▸ **Objective**:
Print the whole listing exactly.

▸ **Records provided**:
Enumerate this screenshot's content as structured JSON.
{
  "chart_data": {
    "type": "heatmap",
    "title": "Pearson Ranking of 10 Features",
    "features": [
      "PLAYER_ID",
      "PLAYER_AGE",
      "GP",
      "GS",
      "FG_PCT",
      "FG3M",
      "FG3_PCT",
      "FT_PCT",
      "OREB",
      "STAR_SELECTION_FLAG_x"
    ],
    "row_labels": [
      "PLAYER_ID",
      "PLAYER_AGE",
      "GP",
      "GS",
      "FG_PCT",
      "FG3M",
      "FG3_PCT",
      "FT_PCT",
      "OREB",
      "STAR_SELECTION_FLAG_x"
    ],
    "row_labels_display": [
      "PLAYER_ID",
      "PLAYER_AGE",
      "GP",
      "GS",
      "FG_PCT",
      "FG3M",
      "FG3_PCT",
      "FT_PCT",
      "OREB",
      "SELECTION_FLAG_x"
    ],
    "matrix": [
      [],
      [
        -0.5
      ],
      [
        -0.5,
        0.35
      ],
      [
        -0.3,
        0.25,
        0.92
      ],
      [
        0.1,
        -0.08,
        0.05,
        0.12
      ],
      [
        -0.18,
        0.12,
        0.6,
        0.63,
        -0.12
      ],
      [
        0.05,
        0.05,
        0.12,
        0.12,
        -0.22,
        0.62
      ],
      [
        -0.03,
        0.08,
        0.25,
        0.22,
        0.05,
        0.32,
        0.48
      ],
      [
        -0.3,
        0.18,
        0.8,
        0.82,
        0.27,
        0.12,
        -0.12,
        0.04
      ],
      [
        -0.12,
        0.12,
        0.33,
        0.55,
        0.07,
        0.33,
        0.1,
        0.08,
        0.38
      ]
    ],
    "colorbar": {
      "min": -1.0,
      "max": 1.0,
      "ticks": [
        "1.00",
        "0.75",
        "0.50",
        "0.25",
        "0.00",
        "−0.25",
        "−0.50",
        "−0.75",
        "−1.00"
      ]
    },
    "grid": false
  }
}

▸ **Completed exercise**:
Enumerate this screenshot's content as structured JSON.
{
  "chart_data": {
    "type": "heatmap",
    "title": "Pearson Ranking of 10 Features",
    "features": [
      "PLAYER_ID",
      "PLAYER_AGE",
      "GP",
      "GS",
      "FG_PCT",
      "FG3M",
      "FG3_PCT",
      "FT_PCT",
      "OREB",
      "STAR_SELECTION_FLAG_x"
    ],
    "row_labels": [
      "PLAYER_ID",
      "PLAYER_AGE",
      "GP",
      "GS",
      "FG_PCT",
      "FG3M",
      "FG3_PCT",
      "FT_PCT",
      "OREB",
      "STAR_SELECTION_FLAG_x"
    ],
    "row_labels_display": [
      "PLAYER_ID",
      "PLAYER_AGE",
      "GP",
      "GS",
      "FG_PCT",
      "FG3M",
      "FG3_PCT",
      "FT_PCT",
      "OREB",
      "SELECTION_FLAG_x"
    ],
    "matrix": [
      [],
      [
        -0.5
      ],
      [
        -0.5,
        0.35
      ],
      [
        -0.3,
        0.25,
        0.92
      ],
      [
        0.1,
        -0.08,
        0.05,
        0.12
      ],
      [
        -0.18,
        0.12,
        0.6,
        0.63,
        -0.12
      ],
      [
        0.05,
        0.05,
        0.12,
        0.12,
        -0.22,
        0.62
      ],
      [
        -0.03,
        0.08,
        0.25,
        0.22,
        0.05,
        0.32,
        0.48
      ],
      [
        -0.3,
        0.18,
        0.8,
        0.82,
        0.27,
        0.12,
        -0.12,
        0.04
      ],
      [
        -0.12,
        0.12,
        0.33,
        0.55,
        0.07,
        0.33,
        0.1,
        0.08,
        0.38
      ]
    ],
    "colorbar": {
      "min": -1.0,
      "max": 1.0,
      "ticks": [
        "1.00",
        "0.75",
        "0.50",
        "0.25",
        "0.00",
        "−0.25",
        "−0.50",
        "−0.75",
        "−1.00"
      ]
    },
    "grid": false
  }
}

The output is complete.